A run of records

>> BEGIN

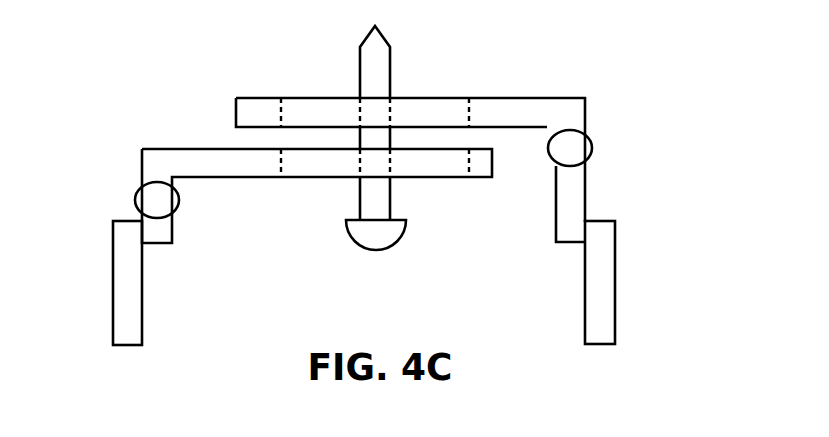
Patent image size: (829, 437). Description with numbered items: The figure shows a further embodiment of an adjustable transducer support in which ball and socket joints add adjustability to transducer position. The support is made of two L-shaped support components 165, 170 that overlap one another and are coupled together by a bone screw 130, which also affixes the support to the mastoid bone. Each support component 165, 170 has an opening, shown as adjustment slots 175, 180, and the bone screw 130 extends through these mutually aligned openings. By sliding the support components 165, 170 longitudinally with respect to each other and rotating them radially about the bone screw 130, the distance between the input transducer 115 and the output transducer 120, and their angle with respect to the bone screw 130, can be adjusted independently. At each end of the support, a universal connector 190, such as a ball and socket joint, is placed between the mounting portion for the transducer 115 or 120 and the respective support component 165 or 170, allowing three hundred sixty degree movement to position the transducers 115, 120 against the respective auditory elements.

The input transducer 115 is at (113, 304).
The output transducer 120 is at (616, 298).
The bone screw 130 is at (360, 61).
The support component 165 is at (248, 178).
The support component 170 is at (527, 98).
The adjustment slot 175 is at (468, 165).
The adjustment slot 180 is at (468, 112).
The universal connector 190 is at (592, 148).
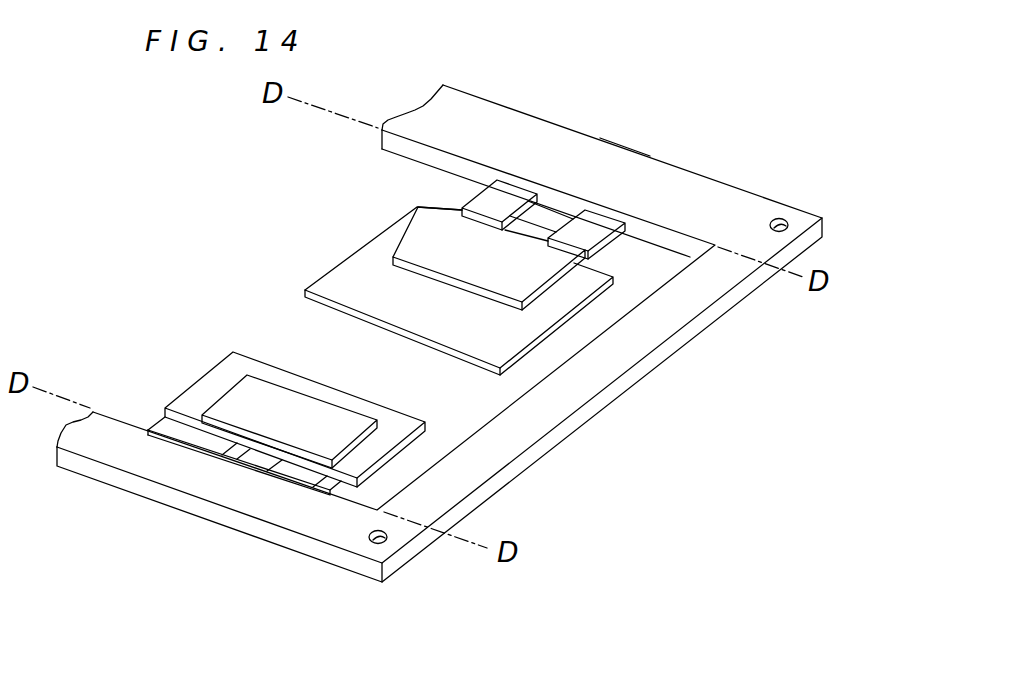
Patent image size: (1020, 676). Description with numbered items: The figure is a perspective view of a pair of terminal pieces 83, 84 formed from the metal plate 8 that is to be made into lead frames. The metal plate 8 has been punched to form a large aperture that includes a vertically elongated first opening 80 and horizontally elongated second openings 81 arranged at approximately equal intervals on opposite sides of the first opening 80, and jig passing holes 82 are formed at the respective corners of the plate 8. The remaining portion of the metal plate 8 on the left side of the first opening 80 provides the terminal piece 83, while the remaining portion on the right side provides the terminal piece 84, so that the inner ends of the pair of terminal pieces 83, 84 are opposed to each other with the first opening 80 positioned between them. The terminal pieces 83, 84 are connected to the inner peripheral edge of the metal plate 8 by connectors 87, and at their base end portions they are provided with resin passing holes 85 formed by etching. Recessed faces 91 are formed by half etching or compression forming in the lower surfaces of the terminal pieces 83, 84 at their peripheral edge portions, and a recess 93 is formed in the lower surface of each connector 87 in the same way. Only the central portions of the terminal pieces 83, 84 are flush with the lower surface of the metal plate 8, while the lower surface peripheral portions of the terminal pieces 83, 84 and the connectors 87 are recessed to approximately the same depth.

>> END

__What to do__:
Rewrite the lines above with every "metal plate" changed to "metal sheet" and nothing else altered. Omit the pictures.

__Result for this task__:
Patent image size: (829, 437). Description with numbered items: The figure shows a further embodiment of an adjustable transducer support in which ball and socket joints add adjustability to transducer position. The support is made of two L-shaped support components 165, 170 that overlap one another and are coupled together by a bone screw 130, which also affixes the support to the mastoid bone. Each support component 165, 170 has an opening, shown as adjustment slots 175, 180, and the bone screw 130 extends through these mutually aligned openings. By sliding the support components 165, 170 longitudinally with respect to each other and rotating them radially about the bone screw 130, the distance between the input transducer 115 and the output transducer 120, and their angle with respect to the bone screw 130, can be adjusted independently. At each end of the support, a universal connector 190, such as a ball and socket joint, is placed between the mounting portion for the transducer 115 or 120 and the respective support component 165 or 170, allowing three hundred sixty degree movement to position the transducers 115, 120 against the respective auditory elements.

The input transducer 115 is at (113, 304).
The output transducer 120 is at (616, 298).
The bone screw 130 is at (360, 61).
The support component 165 is at (248, 178).
The support component 170 is at (527, 98).
The adjustment slot 175 is at (468, 165).
The adjustment slot 180 is at (468, 112).
The universal connector 190 is at (592, 148).
Patent image size: (1020, 676). Description with numbered items: The figure is a perspective view of a pair of terminal pieces 83, 84 formed from the metal sheet 8 that is to be made into lead frames. The metal sheet 8 has been punched to form a large aperture that includes a vertically elongated first opening 80 and horizontally elongated second openings 81 arranged at approximately equal intervals on opposite sides of the first opening 80, and jig passing holes 82 are formed at the respective corners of the plate 8. The remaining portion of the metal sheet 8 on the left side of the first opening 80 provides the terminal piece 83, while the remaining portion on the right side provides the terminal piece 84, so that the inner ends of the pair of terminal pieces 83, 84 are opposed to each other with the first opening 80 positioned between them. The terminal pieces 83, 84 are connected to the inner peripheral edge of the metal sheet 8 by connectors 87, and at their base end portions they are provided with resin passing holes 85 formed by etching. Recessed faces 91 are formed by half etching or compression forming in the lower surfaces of the terminal pieces 83, 84 at their peripheral edge portions, and a recess 93 is formed in the lower surface of each connector 87 in the same way. Only the central portions of the terminal pieces 83, 84 are flush with the lower surface of the metal sheet 8, while the lower surface peripheral portions of the terminal pieces 83, 84 and the connectors 87 are recessed to approximately the same depth.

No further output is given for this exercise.